- Texte de la page
Le 22 juin 2020, Sanaa Seif attendait devant le centre pénitentiaire de Tora, au Caire, qu’on lui remette une lettre écrite par son frère, Alaa Abdel Fattah, détenu de façon arbitraire. Sa mère, Laila Soueif, et sa sœur, Mona Seif, l’accompagnaient. Un groupe de femmes se sont alors approchées d’elles et les ont frappées avec des bâtons, ont déchiré leurs vêtements, les ont traînées sur le sol et ont volé leurs affaires. Un policier aurait poussé Laila Soueif vers ses assaillantes, et un autre aurait ordonné à celles-ci de « s’occuper d’elles en dehors de [la zone d’attente] ». Cette agression a laissé des traces nettement visibles sur le corps des trois femmes, au vu des photos qu’Amnesty International a examinées.
La détention de Sanaa Seif a été renouvelée deux fois en son absence et en l’absence de son avocat, la privant du droit de contester la légalité de sa détention, en violation des obligations de l’Égypte inscrites dans le Pacte international relatif aux droits civils et politiques (PIDCP). En ces deux occasions, Sanaa Seif a été transférée dans les locaux du ministère public, mais n’a pas comparu devant le procureur et n’a pas été autorisée à voir sa famille ni ses avocats.

- Exercices à réaliser
A. Relevez toutes les personnes désignées par leur nom dans le texte sur Sanaa Seif.
B. Poursuivez le texte sur Sanaa Seif à partir de sa dernière phrase.

- Matériel fourni

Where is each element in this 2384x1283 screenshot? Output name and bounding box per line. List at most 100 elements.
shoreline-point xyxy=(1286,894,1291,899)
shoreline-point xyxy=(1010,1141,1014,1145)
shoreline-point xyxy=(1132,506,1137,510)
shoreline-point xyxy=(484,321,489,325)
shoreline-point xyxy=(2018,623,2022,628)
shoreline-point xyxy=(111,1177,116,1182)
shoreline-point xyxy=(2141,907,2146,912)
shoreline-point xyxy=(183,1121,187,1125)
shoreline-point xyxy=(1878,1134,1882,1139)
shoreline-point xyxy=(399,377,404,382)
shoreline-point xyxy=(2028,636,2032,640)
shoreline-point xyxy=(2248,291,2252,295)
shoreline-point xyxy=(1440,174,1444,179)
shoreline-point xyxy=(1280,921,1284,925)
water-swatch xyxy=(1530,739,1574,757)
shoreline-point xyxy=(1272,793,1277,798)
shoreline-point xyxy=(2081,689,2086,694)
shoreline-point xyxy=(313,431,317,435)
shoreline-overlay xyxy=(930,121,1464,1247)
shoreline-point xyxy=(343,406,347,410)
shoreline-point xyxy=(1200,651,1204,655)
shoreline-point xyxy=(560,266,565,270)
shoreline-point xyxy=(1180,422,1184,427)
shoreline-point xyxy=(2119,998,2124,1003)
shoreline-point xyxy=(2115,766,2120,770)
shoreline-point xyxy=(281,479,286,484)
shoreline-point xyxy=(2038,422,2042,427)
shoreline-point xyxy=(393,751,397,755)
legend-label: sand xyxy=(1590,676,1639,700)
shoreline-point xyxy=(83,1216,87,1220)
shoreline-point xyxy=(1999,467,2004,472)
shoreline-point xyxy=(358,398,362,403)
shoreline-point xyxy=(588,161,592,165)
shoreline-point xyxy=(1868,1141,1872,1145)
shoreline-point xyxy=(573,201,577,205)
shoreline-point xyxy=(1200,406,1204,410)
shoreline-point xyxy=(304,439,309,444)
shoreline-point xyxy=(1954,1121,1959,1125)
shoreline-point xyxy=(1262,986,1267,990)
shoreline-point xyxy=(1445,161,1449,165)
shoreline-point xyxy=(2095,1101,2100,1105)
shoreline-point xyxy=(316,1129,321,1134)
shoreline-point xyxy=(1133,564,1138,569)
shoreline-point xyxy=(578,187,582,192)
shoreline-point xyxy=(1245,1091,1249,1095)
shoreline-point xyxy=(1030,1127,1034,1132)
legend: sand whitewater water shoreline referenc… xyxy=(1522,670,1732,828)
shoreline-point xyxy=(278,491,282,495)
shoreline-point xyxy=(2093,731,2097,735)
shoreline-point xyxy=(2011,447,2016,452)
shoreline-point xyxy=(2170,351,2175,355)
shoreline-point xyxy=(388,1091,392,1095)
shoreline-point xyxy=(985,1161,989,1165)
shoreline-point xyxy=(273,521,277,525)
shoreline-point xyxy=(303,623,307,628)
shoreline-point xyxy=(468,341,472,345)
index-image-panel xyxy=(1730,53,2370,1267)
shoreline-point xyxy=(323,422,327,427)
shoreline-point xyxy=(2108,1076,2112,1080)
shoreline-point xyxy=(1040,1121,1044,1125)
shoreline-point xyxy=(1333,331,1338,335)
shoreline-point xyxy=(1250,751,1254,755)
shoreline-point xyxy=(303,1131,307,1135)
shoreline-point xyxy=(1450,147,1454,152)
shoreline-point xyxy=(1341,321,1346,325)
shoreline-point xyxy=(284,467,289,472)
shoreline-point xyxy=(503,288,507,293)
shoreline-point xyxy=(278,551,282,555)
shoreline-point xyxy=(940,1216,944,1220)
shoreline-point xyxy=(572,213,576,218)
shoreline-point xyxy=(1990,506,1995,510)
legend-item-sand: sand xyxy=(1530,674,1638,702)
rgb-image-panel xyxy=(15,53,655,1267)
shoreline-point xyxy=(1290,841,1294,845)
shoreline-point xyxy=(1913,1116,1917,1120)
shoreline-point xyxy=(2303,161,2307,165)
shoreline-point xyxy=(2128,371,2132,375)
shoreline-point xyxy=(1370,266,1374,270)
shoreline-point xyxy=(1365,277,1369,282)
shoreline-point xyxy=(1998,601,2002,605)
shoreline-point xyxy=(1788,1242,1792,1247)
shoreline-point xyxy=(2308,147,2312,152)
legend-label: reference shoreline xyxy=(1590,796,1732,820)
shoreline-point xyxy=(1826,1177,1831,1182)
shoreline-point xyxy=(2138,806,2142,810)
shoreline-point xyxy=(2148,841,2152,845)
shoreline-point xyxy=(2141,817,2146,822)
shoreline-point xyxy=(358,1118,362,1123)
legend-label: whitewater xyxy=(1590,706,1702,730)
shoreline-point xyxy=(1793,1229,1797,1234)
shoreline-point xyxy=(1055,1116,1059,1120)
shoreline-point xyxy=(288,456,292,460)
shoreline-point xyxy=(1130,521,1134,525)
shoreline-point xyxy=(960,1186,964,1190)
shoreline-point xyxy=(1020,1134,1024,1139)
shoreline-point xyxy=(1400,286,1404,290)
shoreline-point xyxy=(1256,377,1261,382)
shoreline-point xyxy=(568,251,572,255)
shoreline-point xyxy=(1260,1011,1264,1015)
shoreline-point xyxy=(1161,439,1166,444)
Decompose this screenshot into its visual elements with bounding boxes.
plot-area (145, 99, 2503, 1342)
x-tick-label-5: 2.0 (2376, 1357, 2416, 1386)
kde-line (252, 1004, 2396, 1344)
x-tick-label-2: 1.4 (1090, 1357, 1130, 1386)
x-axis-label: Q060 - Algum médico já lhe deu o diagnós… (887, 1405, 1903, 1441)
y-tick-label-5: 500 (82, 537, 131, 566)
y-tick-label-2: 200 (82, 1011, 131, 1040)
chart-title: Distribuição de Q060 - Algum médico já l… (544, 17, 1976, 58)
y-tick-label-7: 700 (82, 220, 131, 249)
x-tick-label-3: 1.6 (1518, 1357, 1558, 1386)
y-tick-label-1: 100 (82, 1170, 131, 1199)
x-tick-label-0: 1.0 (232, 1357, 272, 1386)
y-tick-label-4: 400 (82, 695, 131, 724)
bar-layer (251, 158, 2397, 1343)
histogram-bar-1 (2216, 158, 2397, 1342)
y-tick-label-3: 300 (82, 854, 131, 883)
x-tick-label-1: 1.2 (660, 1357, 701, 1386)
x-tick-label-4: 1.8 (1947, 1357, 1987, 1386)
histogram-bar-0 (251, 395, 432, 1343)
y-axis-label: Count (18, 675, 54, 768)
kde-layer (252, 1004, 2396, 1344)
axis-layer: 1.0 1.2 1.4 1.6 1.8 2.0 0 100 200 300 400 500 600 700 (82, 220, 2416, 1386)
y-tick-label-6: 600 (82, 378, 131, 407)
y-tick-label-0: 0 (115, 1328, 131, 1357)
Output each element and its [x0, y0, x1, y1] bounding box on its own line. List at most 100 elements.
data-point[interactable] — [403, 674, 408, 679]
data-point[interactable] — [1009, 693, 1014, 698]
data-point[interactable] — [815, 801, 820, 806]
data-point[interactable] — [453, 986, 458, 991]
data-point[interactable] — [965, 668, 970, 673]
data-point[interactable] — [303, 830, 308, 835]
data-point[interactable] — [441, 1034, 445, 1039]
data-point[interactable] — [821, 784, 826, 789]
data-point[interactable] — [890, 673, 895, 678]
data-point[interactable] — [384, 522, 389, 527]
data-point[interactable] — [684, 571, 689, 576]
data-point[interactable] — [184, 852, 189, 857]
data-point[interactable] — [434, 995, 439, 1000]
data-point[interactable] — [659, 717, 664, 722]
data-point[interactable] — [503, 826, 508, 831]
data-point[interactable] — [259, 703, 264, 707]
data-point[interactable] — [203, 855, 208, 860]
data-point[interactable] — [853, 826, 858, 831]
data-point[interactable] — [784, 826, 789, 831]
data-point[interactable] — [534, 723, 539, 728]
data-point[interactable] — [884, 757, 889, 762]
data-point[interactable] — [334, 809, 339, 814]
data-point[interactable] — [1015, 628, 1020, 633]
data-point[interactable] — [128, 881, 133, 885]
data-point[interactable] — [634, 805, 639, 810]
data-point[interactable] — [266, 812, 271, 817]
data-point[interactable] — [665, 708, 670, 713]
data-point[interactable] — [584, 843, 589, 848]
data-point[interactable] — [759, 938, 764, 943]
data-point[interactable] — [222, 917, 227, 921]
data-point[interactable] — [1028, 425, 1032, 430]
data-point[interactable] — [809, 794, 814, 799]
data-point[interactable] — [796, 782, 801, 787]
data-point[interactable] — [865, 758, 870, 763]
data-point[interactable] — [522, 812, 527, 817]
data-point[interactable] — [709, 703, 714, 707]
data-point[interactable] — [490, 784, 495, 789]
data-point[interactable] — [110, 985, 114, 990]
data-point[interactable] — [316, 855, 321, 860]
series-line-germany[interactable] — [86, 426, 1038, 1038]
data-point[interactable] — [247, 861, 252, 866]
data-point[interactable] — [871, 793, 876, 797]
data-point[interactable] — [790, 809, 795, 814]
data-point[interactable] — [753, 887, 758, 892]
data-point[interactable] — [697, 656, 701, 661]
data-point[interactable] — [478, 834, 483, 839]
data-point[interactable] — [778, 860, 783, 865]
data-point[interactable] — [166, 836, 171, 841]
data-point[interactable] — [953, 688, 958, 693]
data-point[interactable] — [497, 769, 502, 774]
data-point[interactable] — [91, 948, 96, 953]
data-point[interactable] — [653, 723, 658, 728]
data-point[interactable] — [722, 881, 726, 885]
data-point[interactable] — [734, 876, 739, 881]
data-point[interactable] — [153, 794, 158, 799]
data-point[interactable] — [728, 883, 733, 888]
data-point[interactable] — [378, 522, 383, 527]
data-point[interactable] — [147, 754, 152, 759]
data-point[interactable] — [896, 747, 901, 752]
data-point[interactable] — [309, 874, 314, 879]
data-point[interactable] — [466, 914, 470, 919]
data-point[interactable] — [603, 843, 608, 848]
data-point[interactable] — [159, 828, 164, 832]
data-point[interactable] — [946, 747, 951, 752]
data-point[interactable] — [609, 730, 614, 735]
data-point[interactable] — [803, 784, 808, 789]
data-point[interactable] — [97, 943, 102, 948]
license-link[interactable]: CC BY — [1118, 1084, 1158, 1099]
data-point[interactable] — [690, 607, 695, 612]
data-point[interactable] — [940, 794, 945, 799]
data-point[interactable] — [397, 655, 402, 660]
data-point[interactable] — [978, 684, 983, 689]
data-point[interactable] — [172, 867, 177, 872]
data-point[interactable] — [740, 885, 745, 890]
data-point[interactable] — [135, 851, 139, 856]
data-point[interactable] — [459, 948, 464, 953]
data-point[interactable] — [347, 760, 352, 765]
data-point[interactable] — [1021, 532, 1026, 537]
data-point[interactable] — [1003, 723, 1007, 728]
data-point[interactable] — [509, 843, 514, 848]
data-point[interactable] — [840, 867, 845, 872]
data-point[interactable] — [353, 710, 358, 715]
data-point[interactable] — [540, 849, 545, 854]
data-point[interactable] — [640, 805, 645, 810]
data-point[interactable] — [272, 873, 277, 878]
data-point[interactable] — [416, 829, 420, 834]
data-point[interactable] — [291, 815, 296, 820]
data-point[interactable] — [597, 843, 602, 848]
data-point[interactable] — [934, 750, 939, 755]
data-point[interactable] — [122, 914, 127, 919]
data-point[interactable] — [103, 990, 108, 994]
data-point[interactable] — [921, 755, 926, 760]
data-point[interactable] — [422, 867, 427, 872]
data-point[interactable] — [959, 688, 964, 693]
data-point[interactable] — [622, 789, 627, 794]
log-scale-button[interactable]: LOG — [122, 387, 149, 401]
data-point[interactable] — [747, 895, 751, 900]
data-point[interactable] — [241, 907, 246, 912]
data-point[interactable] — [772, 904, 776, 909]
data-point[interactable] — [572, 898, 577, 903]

- Réponses aux exercices
A. Sanaa Seif, Alaa Abdel Fattah, Laila Soueif, Mona Seif

B.
Les visites dans les prisons, suspendues pendant cinq mois à la suite de l’épidémie de COVID-19, ont repris en août 2020, avec certaines restrictions mises en place. Les autorités carcérales ont permis aux proches de Sanaa Seif de lui remettre une lettre le 12 juillet 2020. Le 16 août, elles ont autorisé sa sœur à amener des médicaments et de la nourriture, mais ni livres ni radio.
Sanaa Seif et sa famille subissent depuis des années des actes de harcèlement et d’intimidation en raison de leurs activités en faveur des droits humains. Le 18 mars 2020, Laila Soueif, Mona Seif, Ahdaf Soueif (la tante de Sanaa) et la professeure d’université Rabab el Mahdi ont été arrêtées par les services de sécurité devant le siège du gouvernement au Caire, où elles manifestaient pacifiquement sur le trottoir pour réclamer la libération des détenus, compte tenu de leur crainte d’une épidémie de COVID-19 dans les prisons surpeuplées du pays. Le procureur les a accusées d’« incitation à manifester », de « diffusion de fausses informations » et de « possession de documents diffusant de fausses informations ». Il a ensuite ordonné leur remise en liberté dans l’attente des conclusions de l’enquête contre une caution de 5 000 livres égyptiennes (environ 290 euros).
Bien qu’elles aient versé la caution le jour même, elles ont été retenues jusqu’au lendemain sans aucun fondement juridique. Le 19 mars, Laila Soueif a été transférée dans les locaux du service du procureur général de la sûreté de l’État, où un procureur a ordonné sa libération contre une caution de 3 000 livres égyptiennes (environ 160 euros). Les quatre femmes ont ensuite été libérées dans la soirée.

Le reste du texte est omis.